> [TASK OBJECTIVE] Wherever a line holds the string "حيان", copy that line.

Collected data entries:

────────

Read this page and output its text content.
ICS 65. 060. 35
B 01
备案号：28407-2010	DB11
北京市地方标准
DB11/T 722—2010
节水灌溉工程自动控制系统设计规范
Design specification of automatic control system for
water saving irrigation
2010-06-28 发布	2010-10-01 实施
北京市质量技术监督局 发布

────────

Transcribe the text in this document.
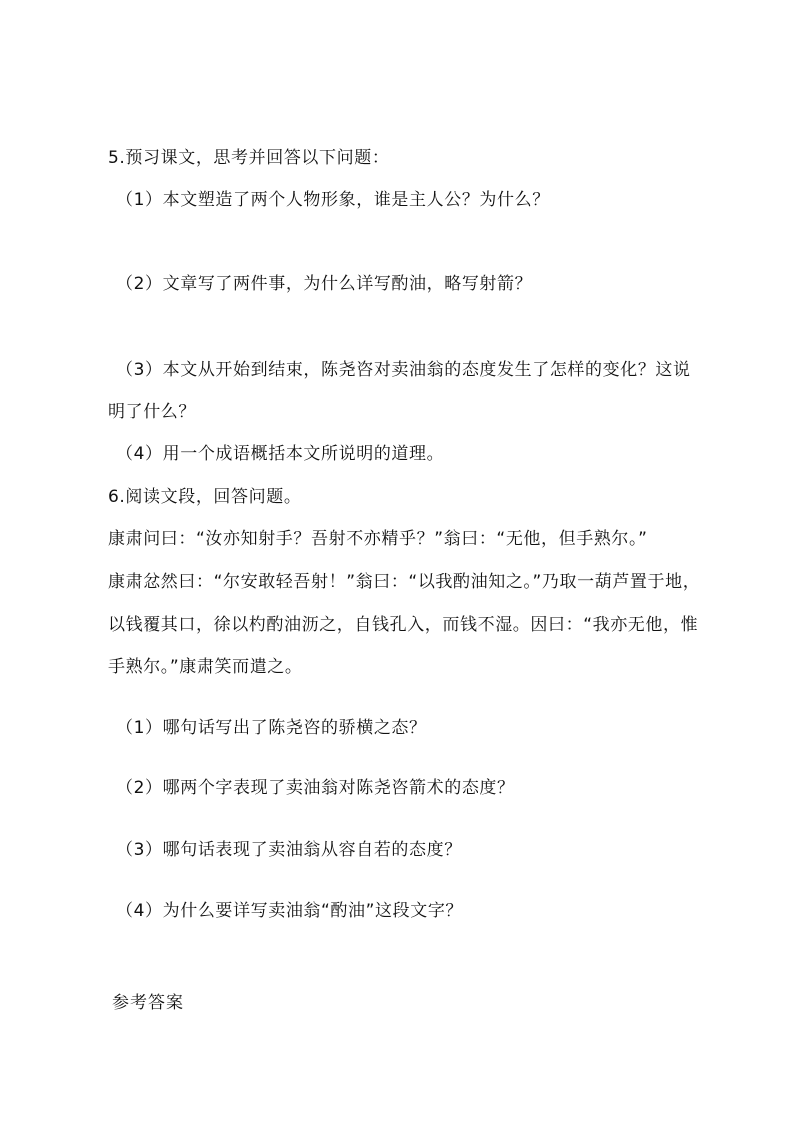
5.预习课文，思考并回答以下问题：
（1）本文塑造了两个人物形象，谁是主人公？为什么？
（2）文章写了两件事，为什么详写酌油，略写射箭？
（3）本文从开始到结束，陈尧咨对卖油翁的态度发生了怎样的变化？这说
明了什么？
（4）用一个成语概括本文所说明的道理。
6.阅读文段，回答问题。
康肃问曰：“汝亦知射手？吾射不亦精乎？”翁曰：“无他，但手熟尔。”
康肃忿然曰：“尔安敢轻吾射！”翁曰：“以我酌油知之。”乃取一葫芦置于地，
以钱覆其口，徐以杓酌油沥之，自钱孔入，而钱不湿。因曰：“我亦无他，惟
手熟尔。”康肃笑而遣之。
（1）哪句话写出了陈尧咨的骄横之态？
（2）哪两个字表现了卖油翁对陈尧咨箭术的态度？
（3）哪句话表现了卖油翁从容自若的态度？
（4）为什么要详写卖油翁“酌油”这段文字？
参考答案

────────

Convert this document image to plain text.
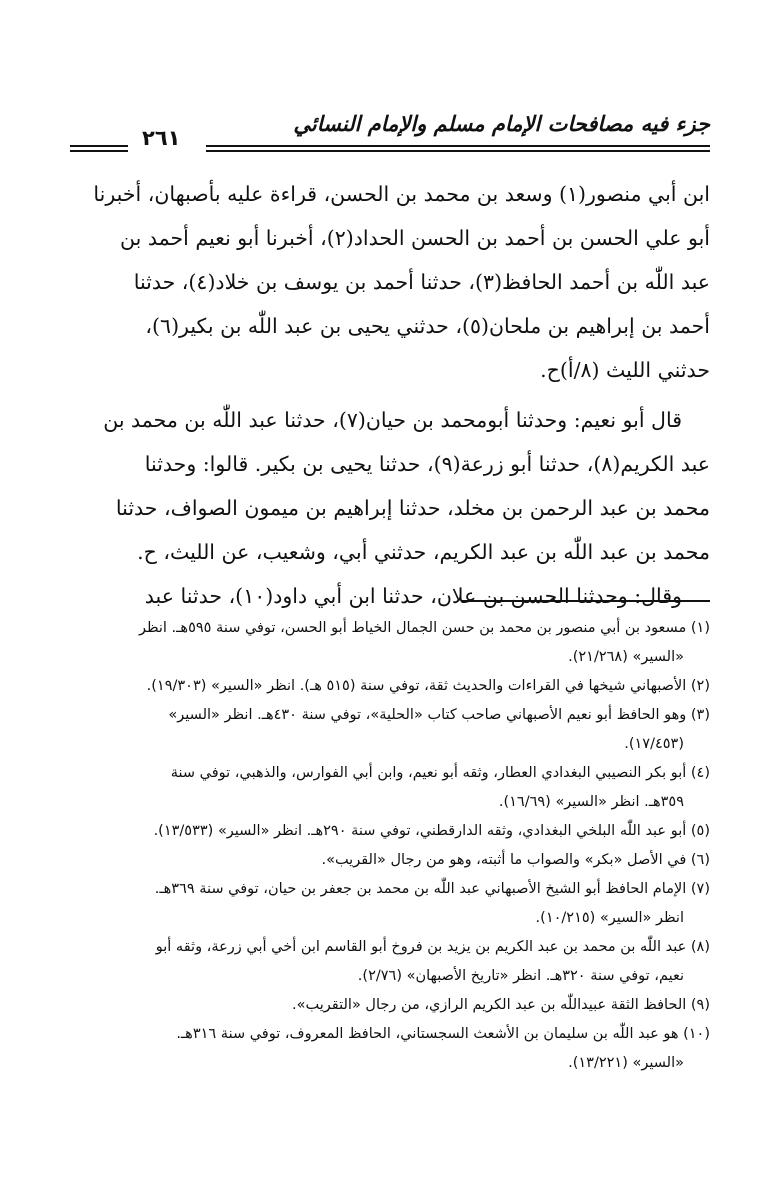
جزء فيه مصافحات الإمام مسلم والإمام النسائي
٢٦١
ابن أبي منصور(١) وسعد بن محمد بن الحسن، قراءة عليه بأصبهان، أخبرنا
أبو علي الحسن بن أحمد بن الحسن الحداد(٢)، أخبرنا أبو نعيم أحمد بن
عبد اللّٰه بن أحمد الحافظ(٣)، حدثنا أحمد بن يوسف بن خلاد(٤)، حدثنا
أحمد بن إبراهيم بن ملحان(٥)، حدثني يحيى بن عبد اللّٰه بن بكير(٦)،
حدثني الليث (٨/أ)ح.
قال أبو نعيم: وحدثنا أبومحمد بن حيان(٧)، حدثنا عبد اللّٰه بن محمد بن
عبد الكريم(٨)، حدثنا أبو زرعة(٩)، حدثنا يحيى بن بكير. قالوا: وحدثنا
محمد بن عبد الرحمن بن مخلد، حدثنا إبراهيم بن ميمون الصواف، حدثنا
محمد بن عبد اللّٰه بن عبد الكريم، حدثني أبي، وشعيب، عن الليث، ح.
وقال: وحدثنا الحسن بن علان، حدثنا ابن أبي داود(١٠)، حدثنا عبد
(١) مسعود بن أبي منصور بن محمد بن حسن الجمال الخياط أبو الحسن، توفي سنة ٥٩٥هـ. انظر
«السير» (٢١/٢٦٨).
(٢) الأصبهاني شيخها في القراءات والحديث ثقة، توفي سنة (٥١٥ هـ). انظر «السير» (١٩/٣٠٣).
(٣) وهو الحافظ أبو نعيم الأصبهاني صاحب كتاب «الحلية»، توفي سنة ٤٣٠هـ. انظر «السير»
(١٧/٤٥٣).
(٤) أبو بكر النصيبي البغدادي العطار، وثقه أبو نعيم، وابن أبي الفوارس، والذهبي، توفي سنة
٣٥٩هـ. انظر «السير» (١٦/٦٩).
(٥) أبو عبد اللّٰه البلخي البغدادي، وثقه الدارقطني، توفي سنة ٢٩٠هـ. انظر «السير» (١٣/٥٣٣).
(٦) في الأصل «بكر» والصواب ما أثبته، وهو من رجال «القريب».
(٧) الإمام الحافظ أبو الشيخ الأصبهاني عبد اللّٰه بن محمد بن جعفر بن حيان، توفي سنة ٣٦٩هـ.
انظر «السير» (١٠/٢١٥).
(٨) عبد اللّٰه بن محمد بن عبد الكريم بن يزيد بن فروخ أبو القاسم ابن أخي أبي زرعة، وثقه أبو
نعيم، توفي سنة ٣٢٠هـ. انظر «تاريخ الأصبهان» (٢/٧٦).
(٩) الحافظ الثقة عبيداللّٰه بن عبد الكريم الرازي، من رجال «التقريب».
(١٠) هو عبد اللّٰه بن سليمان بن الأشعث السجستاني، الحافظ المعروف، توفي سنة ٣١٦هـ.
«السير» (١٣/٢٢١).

────────

> [THE ANSWER]
قال أبو نعيم: وحدثنا أبومحمد بن حيان(٧)، حدثنا عبد اللّٰه بن محمد بن
(٧) الإمام الحافظ أبو الشيخ الأصبهاني عبد اللّٰه بن محمد بن جعفر بن حيان، توفي سنة ٣٦٩هـ.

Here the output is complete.